[TASK STATEMENT]:
Update the records below by changing every "interactable" to "clickable". Reproduce each line with nothing else altered.

[DATA FOR THIS TASK]:
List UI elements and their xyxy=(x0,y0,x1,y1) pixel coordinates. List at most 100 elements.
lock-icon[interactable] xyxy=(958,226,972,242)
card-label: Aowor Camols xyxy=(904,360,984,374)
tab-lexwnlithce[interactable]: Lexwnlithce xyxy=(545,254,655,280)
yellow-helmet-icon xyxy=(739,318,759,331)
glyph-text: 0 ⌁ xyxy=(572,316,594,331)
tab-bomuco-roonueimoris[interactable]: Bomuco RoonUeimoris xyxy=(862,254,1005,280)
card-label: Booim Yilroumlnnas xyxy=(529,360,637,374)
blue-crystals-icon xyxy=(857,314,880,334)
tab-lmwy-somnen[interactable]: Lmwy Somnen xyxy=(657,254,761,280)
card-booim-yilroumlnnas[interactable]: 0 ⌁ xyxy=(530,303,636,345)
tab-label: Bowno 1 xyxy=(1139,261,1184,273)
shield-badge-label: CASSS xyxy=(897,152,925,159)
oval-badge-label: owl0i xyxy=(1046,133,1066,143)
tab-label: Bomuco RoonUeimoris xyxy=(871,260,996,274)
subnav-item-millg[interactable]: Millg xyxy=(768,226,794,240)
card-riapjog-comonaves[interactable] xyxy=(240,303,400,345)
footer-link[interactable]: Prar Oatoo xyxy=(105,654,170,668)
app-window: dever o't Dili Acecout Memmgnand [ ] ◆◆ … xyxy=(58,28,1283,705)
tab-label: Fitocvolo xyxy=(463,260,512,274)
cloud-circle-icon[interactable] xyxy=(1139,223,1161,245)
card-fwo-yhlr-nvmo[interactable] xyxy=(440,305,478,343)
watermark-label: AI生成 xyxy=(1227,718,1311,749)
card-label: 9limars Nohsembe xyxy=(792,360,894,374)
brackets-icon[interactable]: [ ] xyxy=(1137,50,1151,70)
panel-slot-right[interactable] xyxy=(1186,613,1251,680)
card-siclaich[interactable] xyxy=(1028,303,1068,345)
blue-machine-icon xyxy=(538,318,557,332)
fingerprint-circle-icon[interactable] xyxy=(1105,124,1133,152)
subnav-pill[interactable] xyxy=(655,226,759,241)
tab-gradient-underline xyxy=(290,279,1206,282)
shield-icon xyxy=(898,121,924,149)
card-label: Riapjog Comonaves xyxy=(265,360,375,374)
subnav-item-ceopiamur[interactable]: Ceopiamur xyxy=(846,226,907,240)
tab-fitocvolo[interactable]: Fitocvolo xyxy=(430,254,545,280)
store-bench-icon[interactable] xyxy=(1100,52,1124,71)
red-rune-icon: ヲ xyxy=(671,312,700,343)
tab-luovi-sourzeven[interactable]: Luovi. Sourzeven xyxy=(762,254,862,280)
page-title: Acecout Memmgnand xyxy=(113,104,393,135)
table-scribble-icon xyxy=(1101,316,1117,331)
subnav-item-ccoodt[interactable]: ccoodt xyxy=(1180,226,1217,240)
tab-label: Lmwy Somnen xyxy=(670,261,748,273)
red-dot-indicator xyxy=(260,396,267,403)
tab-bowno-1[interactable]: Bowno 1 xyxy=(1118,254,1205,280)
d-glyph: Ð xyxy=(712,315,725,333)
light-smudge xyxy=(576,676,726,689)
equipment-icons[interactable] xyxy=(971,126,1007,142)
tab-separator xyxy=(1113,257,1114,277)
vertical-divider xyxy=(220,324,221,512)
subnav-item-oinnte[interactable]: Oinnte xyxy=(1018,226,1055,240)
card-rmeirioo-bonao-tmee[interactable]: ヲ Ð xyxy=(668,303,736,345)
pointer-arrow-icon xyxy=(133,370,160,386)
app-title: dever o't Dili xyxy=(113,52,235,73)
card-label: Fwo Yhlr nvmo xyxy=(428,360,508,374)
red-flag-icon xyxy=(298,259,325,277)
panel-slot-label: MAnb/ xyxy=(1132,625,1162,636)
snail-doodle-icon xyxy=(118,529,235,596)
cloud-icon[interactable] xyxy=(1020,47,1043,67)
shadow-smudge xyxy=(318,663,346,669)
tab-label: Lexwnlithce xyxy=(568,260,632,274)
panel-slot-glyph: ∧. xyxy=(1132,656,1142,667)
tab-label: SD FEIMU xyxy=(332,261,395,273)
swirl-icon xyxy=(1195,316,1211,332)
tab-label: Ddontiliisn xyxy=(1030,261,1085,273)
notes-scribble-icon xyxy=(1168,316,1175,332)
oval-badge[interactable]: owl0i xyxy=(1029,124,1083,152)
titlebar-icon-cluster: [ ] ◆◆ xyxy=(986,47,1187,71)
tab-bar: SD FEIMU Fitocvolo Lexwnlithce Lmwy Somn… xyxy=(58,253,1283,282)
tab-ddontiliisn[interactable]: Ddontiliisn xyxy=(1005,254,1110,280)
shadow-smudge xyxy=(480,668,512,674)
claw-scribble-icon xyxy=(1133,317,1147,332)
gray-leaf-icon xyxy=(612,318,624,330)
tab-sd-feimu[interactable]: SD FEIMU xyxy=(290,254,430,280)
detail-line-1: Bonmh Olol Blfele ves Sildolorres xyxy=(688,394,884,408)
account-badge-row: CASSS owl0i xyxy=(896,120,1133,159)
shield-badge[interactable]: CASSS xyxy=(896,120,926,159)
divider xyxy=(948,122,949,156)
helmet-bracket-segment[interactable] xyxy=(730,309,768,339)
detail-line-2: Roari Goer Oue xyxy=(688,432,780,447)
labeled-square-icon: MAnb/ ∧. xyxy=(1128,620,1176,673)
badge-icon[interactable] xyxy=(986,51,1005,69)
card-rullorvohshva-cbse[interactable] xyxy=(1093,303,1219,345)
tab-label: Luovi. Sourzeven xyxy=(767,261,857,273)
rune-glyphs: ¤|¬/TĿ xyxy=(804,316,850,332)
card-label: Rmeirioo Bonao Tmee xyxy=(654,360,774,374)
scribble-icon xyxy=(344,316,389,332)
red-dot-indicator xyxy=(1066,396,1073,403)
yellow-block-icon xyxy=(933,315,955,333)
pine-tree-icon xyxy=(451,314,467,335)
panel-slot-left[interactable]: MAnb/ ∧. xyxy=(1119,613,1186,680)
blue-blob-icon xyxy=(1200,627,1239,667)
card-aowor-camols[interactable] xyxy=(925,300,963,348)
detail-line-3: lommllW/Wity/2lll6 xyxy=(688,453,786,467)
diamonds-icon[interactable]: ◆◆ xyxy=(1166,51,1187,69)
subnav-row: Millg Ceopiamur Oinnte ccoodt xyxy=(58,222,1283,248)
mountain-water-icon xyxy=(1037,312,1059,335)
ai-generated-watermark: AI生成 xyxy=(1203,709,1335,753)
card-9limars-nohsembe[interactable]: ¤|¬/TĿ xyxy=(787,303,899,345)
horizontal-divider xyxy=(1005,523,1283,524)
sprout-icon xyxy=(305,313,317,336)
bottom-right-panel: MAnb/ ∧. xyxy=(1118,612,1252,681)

[SOLUTION TO THIS PROBLEM]:
List UI elements and their xyxy=(x0,y0,x1,y1) pixel coordinates. List at most 100 elements.
lock-icon[clickable] xyxy=(958,226,972,242)
card-label: Aowor Camols xyxy=(904,360,984,374)
tab-lexwnlithce[clickable]: Lexwnlithce xyxy=(545,254,655,280)
yellow-helmet-icon xyxy=(739,318,759,331)
glyph-text: 0 ⌁ xyxy=(572,316,594,331)
tab-bomuco-roonueimoris[clickable]: Bomuco RoonUeimoris xyxy=(862,254,1005,280)
card-label: Booim Yilroumlnnas xyxy=(529,360,637,374)
blue-crystals-icon xyxy=(857,314,880,334)
tab-lmwy-somnen[clickable]: Lmwy Somnen xyxy=(657,254,761,280)
card-booim-yilroumlnnas[clickable]: 0 ⌁ xyxy=(530,303,636,345)
tab-label: Bowno 1 xyxy=(1139,261,1184,273)
shield-badge-label: CASSS xyxy=(897,152,925,159)
oval-badge-label: owl0i xyxy=(1046,133,1066,143)
tab-label: Bomuco RoonUeimoris xyxy=(871,260,996,274)
subnav-item-millg[clickable]: Millg xyxy=(768,226,794,240)
card-riapjog-comonaves[clickable] xyxy=(240,303,400,345)
footer-link[clickable]: Prar Oatoo xyxy=(105,654,170,668)
app-window: dever o't Dili Acecout Memmgnand [ ] ◆◆ … xyxy=(58,28,1283,705)
tab-label: Fitocvolo xyxy=(463,260,512,274)
cloud-circle-icon[clickable] xyxy=(1139,223,1161,245)
card-fwo-yhlr-nvmo[clickable] xyxy=(440,305,478,343)
watermark-label: AI生成 xyxy=(1227,718,1311,749)
card-label: 9limars Nohsembe xyxy=(792,360,894,374)
brackets-icon[clickable]: [ ] xyxy=(1137,50,1151,70)
panel-slot-right[clickable] xyxy=(1186,613,1251,680)
card-siclaich[clickable] xyxy=(1028,303,1068,345)
blue-machine-icon xyxy=(538,318,557,332)
fingerprint-circle-icon[clickable] xyxy=(1105,124,1133,152)
subnav-pill[clickable] xyxy=(655,226,759,241)
tab-gradient-underline xyxy=(290,279,1206,282)
shield-icon xyxy=(898,121,924,149)
card-label: Riapjog Comonaves xyxy=(265,360,375,374)
subnav-item-ceopiamur[clickable]: Ceopiamur xyxy=(846,226,907,240)
tab-fitocvolo[clickable]: Fitocvolo xyxy=(430,254,545,280)
store-bench-icon[clickable] xyxy=(1100,52,1124,71)
red-rune-icon: ヲ xyxy=(671,312,700,343)
tab-luovi-sourzeven[clickable]: Luovi. Sourzeven xyxy=(762,254,862,280)
page-title: Acecout Memmgnand xyxy=(113,104,393,135)
table-scribble-icon xyxy=(1101,316,1117,331)
subnav-item-ccoodt[clickable]: ccoodt xyxy=(1180,226,1217,240)
tab-label: Lmwy Somnen xyxy=(670,261,748,273)
red-dot-indicator xyxy=(260,396,267,403)
tab-bowno-1[clickable]: Bowno 1 xyxy=(1118,254,1205,280)
d-glyph: Ð xyxy=(712,315,725,333)
light-smudge xyxy=(576,676,726,689)
equipment-icons[clickable] xyxy=(971,126,1007,142)
tab-separator xyxy=(1113,257,1114,277)
vertical-divider xyxy=(220,324,221,512)
subnav-item-oinnte[clickable]: Oinnte xyxy=(1018,226,1055,240)
card-rmeirioo-bonao-tmee[clickable]: ヲ Ð xyxy=(668,303,736,345)
pointer-arrow-icon xyxy=(133,370,160,386)
app-title: dever o't Dili xyxy=(113,52,235,73)
card-label: Fwo Yhlr nvmo xyxy=(428,360,508,374)
red-flag-icon xyxy=(298,259,325,277)
panel-slot-label: MAnb/ xyxy=(1132,625,1162,636)
snail-doodle-icon xyxy=(118,529,235,596)
cloud-icon[clickable] xyxy=(1020,47,1043,67)
shadow-smudge xyxy=(318,663,346,669)
tab-label: Lexwnlithce xyxy=(568,260,632,274)
panel-slot-glyph: ∧. xyxy=(1132,656,1142,667)
tab-label: SD FEIMU xyxy=(332,261,395,273)
swirl-icon xyxy=(1195,316,1211,332)
tab-label: Ddontiliisn xyxy=(1030,261,1085,273)
notes-scribble-icon xyxy=(1168,316,1175,332)
oval-badge[clickable]: owl0i xyxy=(1029,124,1083,152)
titlebar-icon-cluster: [ ] ◆◆ xyxy=(986,47,1187,71)
tab-bar: SD FEIMU Fitocvolo Lexwnlithce Lmwy Somn… xyxy=(58,253,1283,282)
tab-ddontiliisn[clickable]: Ddontiliisn xyxy=(1005,254,1110,280)
shadow-smudge xyxy=(480,668,512,674)
claw-scribble-icon xyxy=(1133,317,1147,332)
gray-leaf-icon xyxy=(612,318,624,330)
tab-sd-feimu[clickable]: SD FEIMU xyxy=(290,254,430,280)
detail-line-1: Bonmh Olol Blfele ves Sildolorres xyxy=(688,394,884,408)
account-badge-row: CASSS owl0i xyxy=(896,120,1133,159)
shield-badge[clickable]: CASSS xyxy=(896,120,926,159)
divider xyxy=(948,122,949,156)
helmet-bracket-segment[clickable] xyxy=(730,309,768,339)
detail-line-2: Roari Goer Oue xyxy=(688,432,780,447)
labeled-square-icon: MAnb/ ∧. xyxy=(1128,620,1176,673)
badge-icon[clickable] xyxy=(986,51,1005,69)
card-rullorvohshva-cbse[clickable] xyxy=(1093,303,1219,345)
tab-label: Luovi. Sourzeven xyxy=(767,261,857,273)
rune-glyphs: ¤|¬/TĿ xyxy=(804,316,850,332)
card-label: Rmeirioo Bonao Tmee xyxy=(654,360,774,374)
scribble-icon xyxy=(344,316,389,332)
red-dot-indicator xyxy=(1066,396,1073,403)
yellow-block-icon xyxy=(933,315,955,333)
pine-tree-icon xyxy=(451,314,467,335)
panel-slot-left[clickable]: MAnb/ ∧. xyxy=(1119,613,1186,680)
blue-blob-icon xyxy=(1200,627,1239,667)
card-aowor-camols[clickable] xyxy=(925,300,963,348)
detail-line-3: lommllW/Wity/2lll6 xyxy=(688,453,786,467)
diamonds-icon[clickable]: ◆◆ xyxy=(1166,51,1187,69)
subnav-row: Millg Ceopiamur Oinnte ccoodt xyxy=(58,222,1283,248)
mountain-water-icon xyxy=(1037,312,1059,335)
ai-generated-watermark: AI生成 xyxy=(1203,709,1335,753)
card-9limars-nohsembe[clickable]: ¤|¬/TĿ xyxy=(787,303,899,345)
horizontal-divider xyxy=(1005,523,1283,524)
sprout-icon xyxy=(305,313,317,336)
bottom-right-panel: MAnb/ ∧. xyxy=(1118,612,1252,681)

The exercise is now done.